## [Problem]
Pull out each line of the records holding the string "function".

## [The records]

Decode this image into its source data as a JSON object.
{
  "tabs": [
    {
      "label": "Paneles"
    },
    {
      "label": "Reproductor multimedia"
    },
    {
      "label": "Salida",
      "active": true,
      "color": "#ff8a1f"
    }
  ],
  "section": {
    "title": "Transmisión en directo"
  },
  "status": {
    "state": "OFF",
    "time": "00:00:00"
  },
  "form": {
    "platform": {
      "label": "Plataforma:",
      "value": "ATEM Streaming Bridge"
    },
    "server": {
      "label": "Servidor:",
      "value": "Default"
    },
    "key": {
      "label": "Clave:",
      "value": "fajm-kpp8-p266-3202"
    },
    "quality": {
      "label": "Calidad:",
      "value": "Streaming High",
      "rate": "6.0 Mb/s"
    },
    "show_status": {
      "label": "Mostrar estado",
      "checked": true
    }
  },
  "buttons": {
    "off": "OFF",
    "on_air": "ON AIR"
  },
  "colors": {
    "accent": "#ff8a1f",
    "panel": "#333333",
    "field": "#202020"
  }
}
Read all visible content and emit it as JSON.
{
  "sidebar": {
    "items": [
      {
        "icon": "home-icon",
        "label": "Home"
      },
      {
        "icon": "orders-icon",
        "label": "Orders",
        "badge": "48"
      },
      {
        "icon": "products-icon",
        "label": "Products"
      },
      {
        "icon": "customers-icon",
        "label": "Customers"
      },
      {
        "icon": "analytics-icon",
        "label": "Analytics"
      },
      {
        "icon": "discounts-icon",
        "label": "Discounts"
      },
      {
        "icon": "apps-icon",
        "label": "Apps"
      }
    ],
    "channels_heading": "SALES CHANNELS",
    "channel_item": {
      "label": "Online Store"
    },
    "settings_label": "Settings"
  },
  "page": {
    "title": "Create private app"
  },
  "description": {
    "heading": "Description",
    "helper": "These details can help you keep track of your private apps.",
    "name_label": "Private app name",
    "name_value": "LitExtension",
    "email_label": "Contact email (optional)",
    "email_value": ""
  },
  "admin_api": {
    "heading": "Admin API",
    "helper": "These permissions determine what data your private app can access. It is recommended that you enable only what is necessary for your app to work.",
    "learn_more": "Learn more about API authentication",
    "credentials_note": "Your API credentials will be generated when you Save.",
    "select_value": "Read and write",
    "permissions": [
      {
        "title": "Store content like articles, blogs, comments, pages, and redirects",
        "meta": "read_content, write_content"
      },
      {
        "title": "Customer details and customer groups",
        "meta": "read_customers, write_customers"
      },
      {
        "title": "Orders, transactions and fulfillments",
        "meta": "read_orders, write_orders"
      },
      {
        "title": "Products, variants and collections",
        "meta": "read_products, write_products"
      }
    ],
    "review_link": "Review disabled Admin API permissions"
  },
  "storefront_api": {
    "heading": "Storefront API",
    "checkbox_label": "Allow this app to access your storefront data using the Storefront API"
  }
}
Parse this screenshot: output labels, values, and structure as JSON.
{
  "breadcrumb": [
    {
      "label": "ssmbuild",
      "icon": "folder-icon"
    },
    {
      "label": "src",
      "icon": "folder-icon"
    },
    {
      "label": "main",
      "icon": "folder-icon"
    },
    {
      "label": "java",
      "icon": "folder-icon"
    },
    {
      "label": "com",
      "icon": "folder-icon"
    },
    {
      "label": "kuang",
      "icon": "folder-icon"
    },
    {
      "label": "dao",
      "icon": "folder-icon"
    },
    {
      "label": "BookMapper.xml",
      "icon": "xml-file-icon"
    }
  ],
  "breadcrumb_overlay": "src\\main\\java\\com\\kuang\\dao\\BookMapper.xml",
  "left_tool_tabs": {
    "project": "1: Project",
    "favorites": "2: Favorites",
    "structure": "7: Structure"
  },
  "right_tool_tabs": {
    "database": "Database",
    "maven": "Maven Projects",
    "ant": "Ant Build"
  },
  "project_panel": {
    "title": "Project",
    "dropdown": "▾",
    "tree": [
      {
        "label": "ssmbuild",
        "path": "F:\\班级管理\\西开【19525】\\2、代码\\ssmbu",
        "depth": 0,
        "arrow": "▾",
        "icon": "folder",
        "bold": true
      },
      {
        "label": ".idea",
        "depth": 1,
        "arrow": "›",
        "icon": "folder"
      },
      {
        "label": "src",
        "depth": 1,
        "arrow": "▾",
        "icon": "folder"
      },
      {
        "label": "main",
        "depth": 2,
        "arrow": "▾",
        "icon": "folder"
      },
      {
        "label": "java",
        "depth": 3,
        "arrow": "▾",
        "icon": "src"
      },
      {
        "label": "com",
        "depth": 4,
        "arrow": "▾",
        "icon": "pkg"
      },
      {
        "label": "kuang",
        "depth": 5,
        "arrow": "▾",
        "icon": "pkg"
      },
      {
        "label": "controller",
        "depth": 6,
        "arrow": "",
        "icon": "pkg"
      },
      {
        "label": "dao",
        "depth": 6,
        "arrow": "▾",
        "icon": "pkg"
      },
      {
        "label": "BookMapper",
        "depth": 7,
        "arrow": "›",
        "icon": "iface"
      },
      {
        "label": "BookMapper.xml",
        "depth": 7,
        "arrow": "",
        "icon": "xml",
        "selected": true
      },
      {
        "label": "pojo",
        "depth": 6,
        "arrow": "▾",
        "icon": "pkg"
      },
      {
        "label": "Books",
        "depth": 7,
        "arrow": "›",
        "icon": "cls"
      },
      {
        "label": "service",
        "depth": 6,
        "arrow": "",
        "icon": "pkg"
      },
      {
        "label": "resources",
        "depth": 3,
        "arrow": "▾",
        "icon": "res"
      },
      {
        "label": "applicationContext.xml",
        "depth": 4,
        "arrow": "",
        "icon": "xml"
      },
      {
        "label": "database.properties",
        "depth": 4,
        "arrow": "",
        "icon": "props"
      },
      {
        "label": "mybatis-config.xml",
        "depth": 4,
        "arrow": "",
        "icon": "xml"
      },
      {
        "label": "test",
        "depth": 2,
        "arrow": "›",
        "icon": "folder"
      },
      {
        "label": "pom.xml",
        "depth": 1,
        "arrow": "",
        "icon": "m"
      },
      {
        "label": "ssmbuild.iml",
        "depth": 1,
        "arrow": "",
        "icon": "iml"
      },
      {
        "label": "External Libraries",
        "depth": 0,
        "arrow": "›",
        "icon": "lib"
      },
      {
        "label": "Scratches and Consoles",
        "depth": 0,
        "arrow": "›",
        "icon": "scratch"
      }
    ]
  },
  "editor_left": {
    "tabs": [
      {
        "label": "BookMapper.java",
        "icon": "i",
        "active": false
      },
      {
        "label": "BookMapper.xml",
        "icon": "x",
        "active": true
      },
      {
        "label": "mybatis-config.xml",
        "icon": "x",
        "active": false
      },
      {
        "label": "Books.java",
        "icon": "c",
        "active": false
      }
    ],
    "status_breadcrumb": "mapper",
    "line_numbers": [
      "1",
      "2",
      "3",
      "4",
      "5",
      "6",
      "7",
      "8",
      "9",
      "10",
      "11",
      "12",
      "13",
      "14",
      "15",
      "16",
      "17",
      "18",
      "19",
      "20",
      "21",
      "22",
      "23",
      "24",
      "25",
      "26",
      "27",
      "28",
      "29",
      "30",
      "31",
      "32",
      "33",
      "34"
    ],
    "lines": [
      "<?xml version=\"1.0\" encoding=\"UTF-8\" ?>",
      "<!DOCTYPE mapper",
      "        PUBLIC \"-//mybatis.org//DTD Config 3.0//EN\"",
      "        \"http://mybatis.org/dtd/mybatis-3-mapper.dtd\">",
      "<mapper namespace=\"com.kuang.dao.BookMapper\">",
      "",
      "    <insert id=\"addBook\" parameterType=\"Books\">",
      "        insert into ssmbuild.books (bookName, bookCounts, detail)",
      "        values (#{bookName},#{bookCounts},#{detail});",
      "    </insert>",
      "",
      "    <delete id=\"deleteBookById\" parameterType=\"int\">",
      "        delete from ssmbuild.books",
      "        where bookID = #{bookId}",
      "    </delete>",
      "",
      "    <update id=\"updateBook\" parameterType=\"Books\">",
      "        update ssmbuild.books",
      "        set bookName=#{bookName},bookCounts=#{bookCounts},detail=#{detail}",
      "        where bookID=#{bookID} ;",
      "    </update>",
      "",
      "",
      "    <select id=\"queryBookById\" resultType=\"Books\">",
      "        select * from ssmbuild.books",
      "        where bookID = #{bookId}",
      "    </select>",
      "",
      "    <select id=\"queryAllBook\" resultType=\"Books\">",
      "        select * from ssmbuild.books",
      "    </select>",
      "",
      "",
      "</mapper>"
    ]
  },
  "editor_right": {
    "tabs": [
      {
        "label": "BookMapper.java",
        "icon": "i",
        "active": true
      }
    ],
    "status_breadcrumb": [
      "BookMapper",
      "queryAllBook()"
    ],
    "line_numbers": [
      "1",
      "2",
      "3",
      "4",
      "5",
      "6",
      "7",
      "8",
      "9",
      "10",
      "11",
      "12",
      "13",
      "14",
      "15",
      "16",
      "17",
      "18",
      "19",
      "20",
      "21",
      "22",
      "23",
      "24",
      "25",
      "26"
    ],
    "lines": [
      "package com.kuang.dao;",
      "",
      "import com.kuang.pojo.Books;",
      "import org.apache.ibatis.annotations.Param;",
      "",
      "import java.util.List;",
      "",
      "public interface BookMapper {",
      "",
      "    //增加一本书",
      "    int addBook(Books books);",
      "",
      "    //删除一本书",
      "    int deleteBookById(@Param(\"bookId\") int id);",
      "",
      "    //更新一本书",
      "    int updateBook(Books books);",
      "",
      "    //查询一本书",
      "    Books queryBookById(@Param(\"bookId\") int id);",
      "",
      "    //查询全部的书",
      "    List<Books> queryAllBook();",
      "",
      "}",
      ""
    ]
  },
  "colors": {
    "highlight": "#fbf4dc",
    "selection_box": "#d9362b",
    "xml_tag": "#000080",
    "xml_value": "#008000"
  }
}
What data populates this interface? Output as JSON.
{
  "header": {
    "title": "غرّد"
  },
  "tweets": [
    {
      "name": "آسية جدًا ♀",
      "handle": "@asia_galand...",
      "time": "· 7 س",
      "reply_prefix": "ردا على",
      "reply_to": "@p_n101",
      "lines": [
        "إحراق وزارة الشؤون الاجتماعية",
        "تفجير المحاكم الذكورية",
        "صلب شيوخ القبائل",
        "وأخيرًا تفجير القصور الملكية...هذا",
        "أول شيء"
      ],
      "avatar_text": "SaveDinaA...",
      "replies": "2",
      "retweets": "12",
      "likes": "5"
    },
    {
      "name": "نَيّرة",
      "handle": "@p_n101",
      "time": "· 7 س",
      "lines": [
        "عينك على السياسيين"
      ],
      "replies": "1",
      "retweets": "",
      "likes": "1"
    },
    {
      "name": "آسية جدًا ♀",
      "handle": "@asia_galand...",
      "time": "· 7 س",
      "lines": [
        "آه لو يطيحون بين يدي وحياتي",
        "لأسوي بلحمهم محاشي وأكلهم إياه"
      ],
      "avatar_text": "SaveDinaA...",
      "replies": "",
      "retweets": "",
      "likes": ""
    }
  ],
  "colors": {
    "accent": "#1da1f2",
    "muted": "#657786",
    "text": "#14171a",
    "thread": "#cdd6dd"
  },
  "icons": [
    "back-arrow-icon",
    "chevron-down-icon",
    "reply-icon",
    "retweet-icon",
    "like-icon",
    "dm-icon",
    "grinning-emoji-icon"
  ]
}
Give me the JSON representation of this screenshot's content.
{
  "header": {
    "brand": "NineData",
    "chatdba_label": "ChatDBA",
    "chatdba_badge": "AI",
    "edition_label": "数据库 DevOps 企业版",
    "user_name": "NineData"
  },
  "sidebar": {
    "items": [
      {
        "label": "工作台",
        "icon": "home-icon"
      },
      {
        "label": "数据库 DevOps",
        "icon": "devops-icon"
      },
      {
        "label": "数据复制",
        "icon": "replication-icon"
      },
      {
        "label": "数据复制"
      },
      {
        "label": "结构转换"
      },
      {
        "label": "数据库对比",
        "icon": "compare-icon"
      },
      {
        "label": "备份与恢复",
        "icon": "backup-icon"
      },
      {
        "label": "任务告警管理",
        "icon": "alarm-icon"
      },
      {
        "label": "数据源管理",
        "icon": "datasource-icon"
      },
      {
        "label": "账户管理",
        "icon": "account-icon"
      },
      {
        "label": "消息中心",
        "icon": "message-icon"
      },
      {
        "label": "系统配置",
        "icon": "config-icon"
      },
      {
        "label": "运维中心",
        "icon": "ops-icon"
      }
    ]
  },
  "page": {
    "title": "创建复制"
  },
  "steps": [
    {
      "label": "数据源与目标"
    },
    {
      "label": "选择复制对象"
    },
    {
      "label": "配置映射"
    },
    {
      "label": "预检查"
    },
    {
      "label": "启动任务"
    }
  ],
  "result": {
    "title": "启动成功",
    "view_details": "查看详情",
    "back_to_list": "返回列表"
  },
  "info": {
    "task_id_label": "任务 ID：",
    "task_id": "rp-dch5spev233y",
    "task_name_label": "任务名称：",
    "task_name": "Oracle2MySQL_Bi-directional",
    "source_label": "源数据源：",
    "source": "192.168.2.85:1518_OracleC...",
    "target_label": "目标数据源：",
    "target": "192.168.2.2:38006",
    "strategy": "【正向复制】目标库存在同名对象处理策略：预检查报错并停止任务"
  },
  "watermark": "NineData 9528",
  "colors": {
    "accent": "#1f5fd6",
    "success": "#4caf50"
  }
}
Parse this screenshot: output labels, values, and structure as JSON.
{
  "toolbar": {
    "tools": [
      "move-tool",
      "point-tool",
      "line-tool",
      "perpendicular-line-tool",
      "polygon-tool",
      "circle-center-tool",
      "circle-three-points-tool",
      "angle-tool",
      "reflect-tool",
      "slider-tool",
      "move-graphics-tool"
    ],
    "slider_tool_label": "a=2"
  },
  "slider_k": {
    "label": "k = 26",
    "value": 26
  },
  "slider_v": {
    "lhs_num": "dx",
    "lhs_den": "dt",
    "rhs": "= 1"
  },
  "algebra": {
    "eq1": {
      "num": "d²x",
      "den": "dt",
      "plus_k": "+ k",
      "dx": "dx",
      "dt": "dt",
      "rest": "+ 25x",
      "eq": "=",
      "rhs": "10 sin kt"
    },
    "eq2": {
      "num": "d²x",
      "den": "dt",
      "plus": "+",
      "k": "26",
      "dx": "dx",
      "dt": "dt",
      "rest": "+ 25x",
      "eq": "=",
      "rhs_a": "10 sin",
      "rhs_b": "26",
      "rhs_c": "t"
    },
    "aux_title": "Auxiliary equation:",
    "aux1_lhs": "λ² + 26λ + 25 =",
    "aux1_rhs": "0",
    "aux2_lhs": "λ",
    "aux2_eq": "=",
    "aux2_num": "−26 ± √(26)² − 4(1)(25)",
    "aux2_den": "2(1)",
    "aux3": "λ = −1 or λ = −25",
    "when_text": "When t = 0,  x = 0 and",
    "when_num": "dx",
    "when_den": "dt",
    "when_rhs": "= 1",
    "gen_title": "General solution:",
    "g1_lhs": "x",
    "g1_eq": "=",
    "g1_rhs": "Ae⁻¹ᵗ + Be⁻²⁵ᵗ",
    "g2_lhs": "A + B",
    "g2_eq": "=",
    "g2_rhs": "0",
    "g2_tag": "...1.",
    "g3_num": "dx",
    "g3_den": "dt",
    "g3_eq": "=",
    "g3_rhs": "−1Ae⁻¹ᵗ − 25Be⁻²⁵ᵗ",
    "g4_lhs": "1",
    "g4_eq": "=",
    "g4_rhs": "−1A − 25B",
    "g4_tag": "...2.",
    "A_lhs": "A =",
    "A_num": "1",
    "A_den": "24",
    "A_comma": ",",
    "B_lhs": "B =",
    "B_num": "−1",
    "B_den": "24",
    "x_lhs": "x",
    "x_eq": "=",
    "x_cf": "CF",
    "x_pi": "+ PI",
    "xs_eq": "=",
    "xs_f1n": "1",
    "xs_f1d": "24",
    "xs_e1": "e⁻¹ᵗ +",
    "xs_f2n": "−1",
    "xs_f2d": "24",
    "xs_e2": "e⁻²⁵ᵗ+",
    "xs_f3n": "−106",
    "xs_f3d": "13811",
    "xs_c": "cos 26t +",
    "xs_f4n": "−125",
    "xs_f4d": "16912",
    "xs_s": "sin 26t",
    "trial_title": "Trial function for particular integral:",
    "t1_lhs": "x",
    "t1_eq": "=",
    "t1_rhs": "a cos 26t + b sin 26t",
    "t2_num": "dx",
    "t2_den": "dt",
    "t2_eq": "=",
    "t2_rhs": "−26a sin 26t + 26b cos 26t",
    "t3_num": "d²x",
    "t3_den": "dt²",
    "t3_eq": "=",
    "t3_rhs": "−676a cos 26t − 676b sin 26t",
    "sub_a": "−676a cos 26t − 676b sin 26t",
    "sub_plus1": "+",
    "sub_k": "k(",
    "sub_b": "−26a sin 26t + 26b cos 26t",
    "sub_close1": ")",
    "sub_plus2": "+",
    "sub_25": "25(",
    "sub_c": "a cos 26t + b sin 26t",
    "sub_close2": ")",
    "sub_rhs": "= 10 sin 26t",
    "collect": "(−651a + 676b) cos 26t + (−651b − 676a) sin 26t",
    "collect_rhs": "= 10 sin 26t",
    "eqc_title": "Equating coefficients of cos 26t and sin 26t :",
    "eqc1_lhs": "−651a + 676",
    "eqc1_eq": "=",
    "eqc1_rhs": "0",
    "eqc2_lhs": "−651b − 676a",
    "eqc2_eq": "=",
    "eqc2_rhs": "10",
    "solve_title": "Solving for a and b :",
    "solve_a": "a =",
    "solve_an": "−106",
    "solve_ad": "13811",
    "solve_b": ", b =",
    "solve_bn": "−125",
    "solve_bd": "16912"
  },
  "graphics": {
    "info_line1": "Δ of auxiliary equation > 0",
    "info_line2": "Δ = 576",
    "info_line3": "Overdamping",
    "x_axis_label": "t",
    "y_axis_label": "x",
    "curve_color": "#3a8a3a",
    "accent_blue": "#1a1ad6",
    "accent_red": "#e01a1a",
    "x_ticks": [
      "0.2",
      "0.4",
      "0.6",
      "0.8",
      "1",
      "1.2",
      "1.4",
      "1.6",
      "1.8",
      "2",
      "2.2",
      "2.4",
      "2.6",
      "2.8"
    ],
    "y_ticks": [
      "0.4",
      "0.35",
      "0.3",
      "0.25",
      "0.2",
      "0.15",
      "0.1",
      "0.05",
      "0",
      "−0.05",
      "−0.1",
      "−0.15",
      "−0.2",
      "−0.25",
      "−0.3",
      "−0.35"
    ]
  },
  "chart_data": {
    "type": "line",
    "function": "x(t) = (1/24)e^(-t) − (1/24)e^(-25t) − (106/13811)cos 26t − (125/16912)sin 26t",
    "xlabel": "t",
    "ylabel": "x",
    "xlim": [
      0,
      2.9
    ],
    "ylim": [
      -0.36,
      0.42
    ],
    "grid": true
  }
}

## [Response below]
    "trial_title": "Trial function for particular integral:",
    "function": "x(t) = (1/24)e^(-t) − (1/24)e^(-25t) − (106/13811)cos 26t − (125/16912)sin 26t",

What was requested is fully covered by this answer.